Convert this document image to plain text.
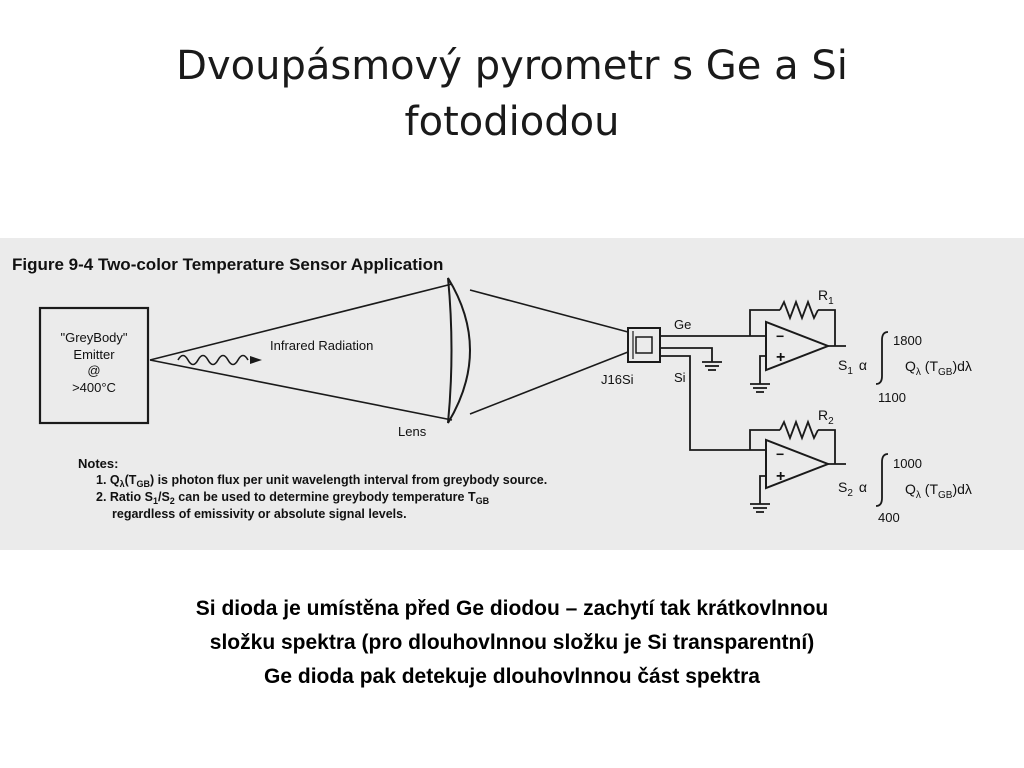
Dvoupásmový pyrometr s Ge a Si
fotodiodou
Figure 9-4 Two-color Temperature Sensor Application
"GreyBody"
Emitter
@
>400°C
Infrared Radiation
Lens
J16Si
Ge
Si
−
+
−
+
$R_1$
$R_2$
$S_1$ α
1800
1100
$Q_\lambda$ $(T_{GB})d\lambda$
$S_2$ α
1000
400
$Q_\lambda$ $(T_{GB})d\lambda$
Notes:
1. $Q_\lambda(T_{GB})$ is photon flux per unit wavelength interval from greybody source.
2. Ratio $S_1/S_2$ can be used to determine greybody temperature $T_{GB}$
regardless of emissivity or absolute signal levels.
Si dioda je umístěna před Ge diodou – zachytí tak krátkovlnnou
složku spektra (pro dlouhovlnnou složku je Si transparentní)
Ge dioda pak detekuje dlouhovlnnou část spektra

▶ **Problem to solve**:
Examine the entries and report how many of their lines contain the string "dioda", giving no more than the number.

▶ **Response below**:
2